- Assignment
Output all records below verbatim.

Records from a data collection
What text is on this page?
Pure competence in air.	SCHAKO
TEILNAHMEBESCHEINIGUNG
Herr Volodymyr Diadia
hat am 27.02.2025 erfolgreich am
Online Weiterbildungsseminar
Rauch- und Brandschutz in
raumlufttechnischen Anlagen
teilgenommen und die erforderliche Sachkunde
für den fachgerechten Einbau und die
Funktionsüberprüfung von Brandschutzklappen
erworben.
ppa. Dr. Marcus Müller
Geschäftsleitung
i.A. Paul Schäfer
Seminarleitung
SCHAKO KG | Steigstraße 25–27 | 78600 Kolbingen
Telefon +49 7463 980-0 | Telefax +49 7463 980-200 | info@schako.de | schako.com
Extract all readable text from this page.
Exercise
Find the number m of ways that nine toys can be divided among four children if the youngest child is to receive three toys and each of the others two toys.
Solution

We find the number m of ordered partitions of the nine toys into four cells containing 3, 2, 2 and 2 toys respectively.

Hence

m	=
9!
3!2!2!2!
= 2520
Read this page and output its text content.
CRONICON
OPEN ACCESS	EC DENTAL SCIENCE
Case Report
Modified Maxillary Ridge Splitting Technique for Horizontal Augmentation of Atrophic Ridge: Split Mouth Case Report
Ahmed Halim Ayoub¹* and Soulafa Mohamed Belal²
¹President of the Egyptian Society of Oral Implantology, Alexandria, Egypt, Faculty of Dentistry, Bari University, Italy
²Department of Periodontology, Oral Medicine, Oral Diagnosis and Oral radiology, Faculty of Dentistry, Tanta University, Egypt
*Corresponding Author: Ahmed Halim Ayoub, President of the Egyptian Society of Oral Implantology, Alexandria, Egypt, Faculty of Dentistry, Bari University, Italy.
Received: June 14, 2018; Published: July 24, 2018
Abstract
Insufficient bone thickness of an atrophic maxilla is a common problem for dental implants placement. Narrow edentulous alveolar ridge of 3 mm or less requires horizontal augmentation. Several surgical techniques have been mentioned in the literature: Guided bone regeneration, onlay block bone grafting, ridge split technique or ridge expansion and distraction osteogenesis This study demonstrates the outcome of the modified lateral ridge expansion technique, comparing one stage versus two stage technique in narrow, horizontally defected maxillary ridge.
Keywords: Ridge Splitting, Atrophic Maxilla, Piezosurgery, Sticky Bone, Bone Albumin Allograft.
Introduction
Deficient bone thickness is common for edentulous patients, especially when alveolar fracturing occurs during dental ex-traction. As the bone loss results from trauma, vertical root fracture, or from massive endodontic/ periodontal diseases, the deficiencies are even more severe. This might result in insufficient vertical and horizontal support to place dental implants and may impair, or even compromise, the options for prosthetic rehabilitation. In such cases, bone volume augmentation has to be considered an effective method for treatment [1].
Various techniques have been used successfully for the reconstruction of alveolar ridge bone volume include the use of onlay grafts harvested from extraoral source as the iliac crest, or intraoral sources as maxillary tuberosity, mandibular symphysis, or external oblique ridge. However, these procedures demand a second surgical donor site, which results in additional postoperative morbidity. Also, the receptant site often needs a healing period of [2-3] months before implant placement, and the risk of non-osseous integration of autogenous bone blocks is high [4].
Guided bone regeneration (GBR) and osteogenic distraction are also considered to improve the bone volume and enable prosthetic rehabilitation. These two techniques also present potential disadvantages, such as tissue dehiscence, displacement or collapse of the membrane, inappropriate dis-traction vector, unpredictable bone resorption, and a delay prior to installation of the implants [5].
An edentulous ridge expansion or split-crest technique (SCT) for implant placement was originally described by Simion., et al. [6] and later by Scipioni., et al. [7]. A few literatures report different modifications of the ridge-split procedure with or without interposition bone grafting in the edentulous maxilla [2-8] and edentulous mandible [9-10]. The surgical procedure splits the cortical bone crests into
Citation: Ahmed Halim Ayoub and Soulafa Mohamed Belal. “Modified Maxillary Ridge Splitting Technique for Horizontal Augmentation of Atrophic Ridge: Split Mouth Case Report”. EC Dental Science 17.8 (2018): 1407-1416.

- Solution for this task
What text is on this page?
Pure competence in air.	SCHAKO
TEILNAHMEBESCHEINIGUNG
Herr Volodymyr Diadia
hat am 27.02.2025 erfolgreich am
Online Weiterbildungsseminar
Rauch- und Brandschutz in
raumlufttechnischen Anlagen
teilgenommen und die erforderliche Sachkunde
für den fachgerechten Einbau und die
Funktionsüberprüfung von Brandschutzklappen
erworben.
ppa. Dr. Marcus Müller
Geschäftsleitung
i.A. Paul Schäfer
Seminarleitung
SCHAKO KG | Steigstraße 25–27 | 78600 Kolbingen
Telefon +49 7463 980-0 | Telefax +49 7463 980-200 | info@schako.de | schako.com
Extract all readable text from this page.
Exercise
Find the number m of ways that nine toys can be divided among four children if the youngest child is to receive three toys and each of the others two toys.
Solution

We find the number m of ordered partitions of the nine toys into four cells containing 3, 2, 2 and 2 toys respectively.

Hence

m	=
9!
3!2!2!2!
= 2520
Read this page and output its text content.
CRONICON
OPEN ACCESS	EC DENTAL SCIENCE
Case Report
Modified Maxillary Ridge Splitting Technique for Horizontal Augmentation of Atrophic Ridge: Split Mouth Case Report
Ahmed Halim Ayoub¹* and Soulafa Mohamed Belal²
¹President of the Egyptian Society of Oral Implantology, Alexandria, Egypt, Faculty of Dentistry, Bari University, Italy
²Department of Periodontology, Oral Medicine, Oral Diagnosis and Oral radiology, Faculty of Dentistry, Tanta University, Egypt
*Corresponding Author: Ahmed Halim Ayoub, President of the Egyptian Society of Oral Implantology, Alexandria, Egypt, Faculty of Dentistry, Bari University, Italy.
Received: June 14, 2018; Published: July 24, 2018
Abstract
Insufficient bone thickness of an atrophic maxilla is a common problem for dental implants placement. Narrow edentulous alveolar ridge of 3 mm or less requires horizontal augmentation. Several surgical techniques have been mentioned in the literature: Guided bone regeneration, onlay block bone grafting, ridge split technique or ridge expansion and distraction osteogenesis This study demonstrates the outcome of the modified lateral ridge expansion technique, comparing one stage versus two stage technique in narrow, horizontally defected maxillary ridge.
Keywords: Ridge Splitting, Atrophic Maxilla, Piezosurgery, Sticky Bone, Bone Albumin Allograft.
Introduction
Deficient bone thickness is common for edentulous patients, especially when alveolar fracturing occurs during dental ex-traction. As the bone loss results from trauma, vertical root fracture, or from massive endodontic/ periodontal diseases, the deficiencies are even more severe. This might result in insufficient vertical and horizontal support to place dental implants and may impair, or even compromise, the options for prosthetic rehabilitation. In such cases, bone volume augmentation has to be considered an effective method for treatment [1].
Various techniques have been used successfully for the reconstruction of alveolar ridge bone volume include the use of onlay grafts harvested from extraoral source as the iliac crest, or intraoral sources as maxillary tuberosity, mandibular symphysis, or external oblique ridge. However, these procedures demand a second surgical donor site, which results in additional postoperative morbidity. Also, the receptant site often needs a healing period of [2-3] months before implant placement, and the risk of non-osseous integration of autogenous bone blocks is high [4].
Guided bone regeneration (GBR) and osteogenic distraction are also considered to improve the bone volume and enable prosthetic rehabilitation. These two techniques also present potential disadvantages, such as tissue dehiscence, displacement or collapse of the membrane, inappropriate dis-traction vector, unpredictable bone resorption, and a delay prior to installation of the implants [5].
An edentulous ridge expansion or split-crest technique (SCT) for implant placement was originally described by Simion., et al. [6] and later by Scipioni., et al. [7]. A few literatures report different modifications of the ridge-split procedure with or without interposition bone grafting in the edentulous maxilla [2-8] and edentulous mandible [9-10]. The surgical procedure splits the cortical bone crests into
Citation: Ahmed Halim Ayoub and Soulafa Mohamed Belal. “Modified Maxillary Ridge Splitting Technique for Horizontal Augmentation of Atrophic Ridge: Split Mouth Case Report”. EC Dental Science 17.8 (2018): 1407-1416.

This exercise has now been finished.